Collected data entries:
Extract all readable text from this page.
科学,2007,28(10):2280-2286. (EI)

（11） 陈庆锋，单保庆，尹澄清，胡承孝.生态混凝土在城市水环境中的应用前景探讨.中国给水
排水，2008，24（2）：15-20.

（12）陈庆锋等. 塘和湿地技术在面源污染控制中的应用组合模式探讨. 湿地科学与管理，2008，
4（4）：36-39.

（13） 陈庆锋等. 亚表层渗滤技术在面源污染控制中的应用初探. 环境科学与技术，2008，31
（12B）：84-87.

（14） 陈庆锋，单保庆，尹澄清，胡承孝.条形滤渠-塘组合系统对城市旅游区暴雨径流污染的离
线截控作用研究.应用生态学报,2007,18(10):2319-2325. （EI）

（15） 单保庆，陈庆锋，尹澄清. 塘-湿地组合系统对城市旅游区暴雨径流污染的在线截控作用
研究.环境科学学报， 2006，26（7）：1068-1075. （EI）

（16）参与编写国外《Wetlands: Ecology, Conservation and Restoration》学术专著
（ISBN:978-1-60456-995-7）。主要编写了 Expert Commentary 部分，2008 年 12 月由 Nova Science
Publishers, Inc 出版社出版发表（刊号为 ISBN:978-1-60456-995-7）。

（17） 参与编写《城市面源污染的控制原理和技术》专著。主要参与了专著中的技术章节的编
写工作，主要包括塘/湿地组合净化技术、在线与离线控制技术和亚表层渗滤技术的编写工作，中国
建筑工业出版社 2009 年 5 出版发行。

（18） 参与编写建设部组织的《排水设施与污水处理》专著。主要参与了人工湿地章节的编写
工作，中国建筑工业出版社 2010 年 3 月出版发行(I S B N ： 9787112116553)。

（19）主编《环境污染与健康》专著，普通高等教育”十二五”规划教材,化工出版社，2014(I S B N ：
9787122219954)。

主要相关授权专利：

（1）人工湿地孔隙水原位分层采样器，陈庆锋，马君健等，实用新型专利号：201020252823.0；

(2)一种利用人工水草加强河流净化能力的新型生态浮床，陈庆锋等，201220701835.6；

§ **Exercise description**
Repeat all the entries word for word.

§ **Final result**
Extract all readable text from this page.
科学,2007,28(10):2280-2286. (EI)

（11） 陈庆锋，单保庆，尹澄清，胡承孝.生态混凝土在城市水环境中的应用前景探讨.中国给水
排水，2008，24（2）：15-20.

（12）陈庆锋等. 塘和湿地技术在面源污染控制中的应用组合模式探讨. 湿地科学与管理，2008，
4（4）：36-39.

（13） 陈庆锋等. 亚表层渗滤技术在面源污染控制中的应用初探. 环境科学与技术，2008，31
（12B）：84-87.

（14） 陈庆锋，单保庆，尹澄清，胡承孝.条形滤渠-塘组合系统对城市旅游区暴雨径流污染的离
线截控作用研究.应用生态学报,2007,18(10):2319-2325. （EI）

（15） 单保庆，陈庆锋，尹澄清. 塘-湿地组合系统对城市旅游区暴雨径流污染的在线截控作用
研究.环境科学学报， 2006，26（7）：1068-1075. （EI）

（16）参与编写国外《Wetlands: Ecology, Conservation and Restoration》学术专著
（ISBN:978-1-60456-995-7）。主要编写了 Expert Commentary 部分，2008 年 12 月由 Nova Science
Publishers, Inc 出版社出版发表（刊号为 ISBN:978-1-60456-995-7）。

（17） 参与编写《城市面源污染的控制原理和技术》专著。主要参与了专著中的技术章节的编
写工作，主要包括塘/湿地组合净化技术、在线与离线控制技术和亚表层渗滤技术的编写工作，中国
建筑工业出版社 2009 年 5 出版发行。

（18） 参与编写建设部组织的《排水设施与污水处理》专著。主要参与了人工湿地章节的编写
工作，中国建筑工业出版社 2010 年 3 月出版发行(I S B N ： 9787112116553)。

（19）主编《环境污染与健康》专著，普通高等教育”十二五”规划教材,化工出版社，2014(I S B N ：
9787122219954)。

主要相关授权专利：

（1）人工湿地孔隙水原位分层采样器，陈庆锋，马君健等，实用新型专利号：201020252823.0；

(2)一种利用人工水草加强河流净化能力的新型生态浮床，陈庆锋等，201220701835.6；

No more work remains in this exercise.